*Given request:* Copy all the data exactly, except the pictures.

*Records for processing:*
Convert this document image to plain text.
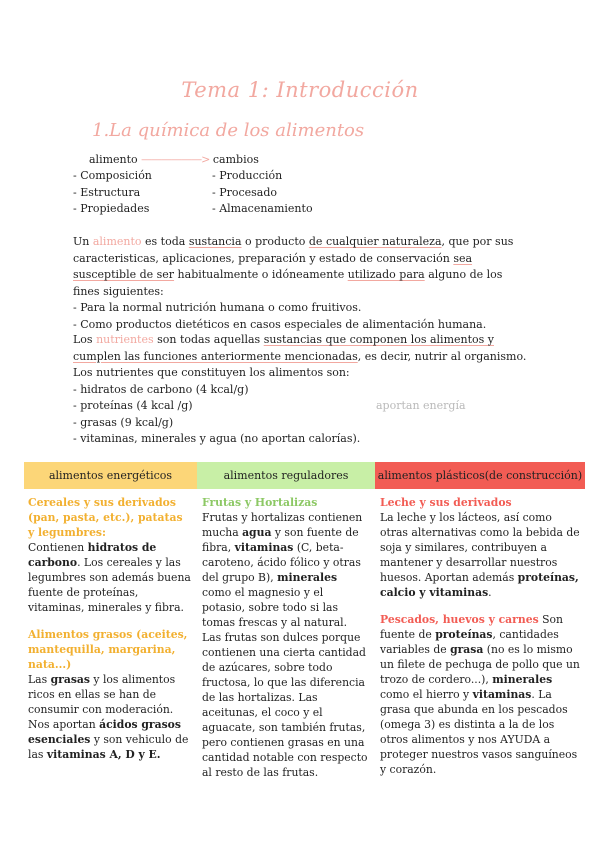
Tema 1: Introducción
1.La química de los alimentos
alimento ——————> cambios
- Composición
- Estructura
- Propiedades
- Producción
- Procesado
- Almacenamiento
Un alimento es toda sustancia o producto de cualquier naturaleza, que por sus caracteristicas, aplicaciones, preparación y estado de conservación sea susceptible de ser habitualmente o idóneamente utilizado para alguno de los fines siguientes:
- Para la normal nutrición humana o como fruitivos.
- Como productos dietéticos en casos especiales de alimentación humana.
Los nutrientes son todas aquellas sustancias que componen los alimentos y cumplen las funciones anteriormente mencionadas, es decir, nutrir al organismo. Los nutrientes que constituyen los alimentos son:
- hidratos de carbono (4 kcal/g)
- proteínas (4 kcal /g)
- grasas (9 kcal/g)
- vitaminas, minerales y agua (no aportan calorías).
aportan energía
alimentos energéticos	alimentos reguladores	alimentos plásticos(de construcción)

Cereales y sus derivados (pan, pasta, etc.), patatas y legumbres:

Contienen hidratos de carbono. Los cereales y las legumbres son además buena fuente de proteínas, vitaminas, minerales y fibra.

Alimentos grasos (aceites, mantequilla, margarina, nata...)

Las grasas y los alimentos ricos en ellas se han de consumir con moderación. Nos aportan ácidos grasos esenciales y son vehiculo de las vitaminas A, D y E.

Frutas y Hortalizas

Frutas y hortalizas contienen mucha agua y son fuente de fibra, vitaminas (C, beta-caroteno, ácido fólico y otras del grupo B), minerales como el magnesio y el potasio, sobre todo si las tomas frescas y al natural. Las frutas son dulces porque contienen una cierta cantidad de azúcares, sobre todo fructosa, lo que las diferencia de las hortalizas. Las aceitunas, el coco y el aguacate, son también frutas, pero contienen grasas en una cantidad notable con respecto al resto de las frutas.

Leche y sus derivados

La leche y los lácteos, así como otras alternativas como la bebida de soja y similares, contribuyen a mantener y desarrollar nuestros huesos. Aportan además proteínas, calcio y vitaminas.

Pescados, huevos y carnes Son fuente de proteínas, cantidades variables de grasa (no es lo mismo un filete de pechuga de pollo que un trozo de cordero...), minerales como el hierro y vitaminas. La grasa que abunda en los pescados (omega 3) es distinta a la de los otros alimentos y nos AYUDA a proteger nuestros vasos sanguíneos y corazón.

*Exercise response:*
Convert this document image to plain text.
Tema 1: Introducción
1.La química de los alimentos
alimento ——————> cambios
- Composición
- Estructura
- Propiedades
- Producción
- Procesado
- Almacenamiento
Un alimento es toda sustancia o producto de cualquier naturaleza, que por sus caracteristicas, aplicaciones, preparación y estado de conservación sea susceptible de ser habitualmente o idóneamente utilizado para alguno de los fines siguientes:
- Para la normal nutrición humana o como fruitivos.
- Como productos dietéticos en casos especiales de alimentación humana.
Los nutrientes son todas aquellas sustancias que componen los alimentos y cumplen las funciones anteriormente mencionadas, es decir, nutrir al organismo. Los nutrientes que constituyen los alimentos son:
- hidratos de carbono (4 kcal/g)
- proteínas (4 kcal /g)
- grasas (9 kcal/g)
- vitaminas, minerales y agua (no aportan calorías).
aportan energía
alimentos energéticos	alimentos reguladores	alimentos plásticos(de construcción)

Cereales y sus derivados (pan, pasta, etc.), patatas y legumbres:

Contienen hidratos de carbono. Los cereales y las legumbres son además buena fuente de proteínas, vitaminas, minerales y fibra.

Alimentos grasos (aceites, mantequilla, margarina, nata...)

Las grasas y los alimentos ricos en ellas se han de consumir con moderación. Nos aportan ácidos grasos esenciales y son vehiculo de las vitaminas A, D y E.

Frutas y Hortalizas

Frutas y hortalizas contienen mucha agua y son fuente de fibra, vitaminas (C, beta-caroteno, ácido fólico y otras del grupo B), minerales como el magnesio y el potasio, sobre todo si las tomas frescas y al natural. Las frutas son dulces porque contienen una cierta cantidad de azúcares, sobre todo fructosa, lo que las diferencia de las hortalizas. Las aceitunas, el coco y el aguacate, son también frutas, pero contienen grasas en una cantidad notable con respecto al resto de las frutas.

Leche y sus derivados

La leche y los lácteos, así como otras alternativas como la bebida de soja y similares, contribuyen a mantener y desarrollar nuestros huesos. Aportan además proteínas, calcio y vitaminas.

Pescados, huevos y carnes Son fuente de proteínas, cantidades variables de grasa (no es lo mismo un filete de pechuga de pollo que un trozo de cordero...), minerales como el hierro y vitaminas. La grasa que abunda en los pescados (omega 3) es distinta a la de los otros alimentos y nos AYUDA a proteger nuestros vasos sanguíneos y corazón.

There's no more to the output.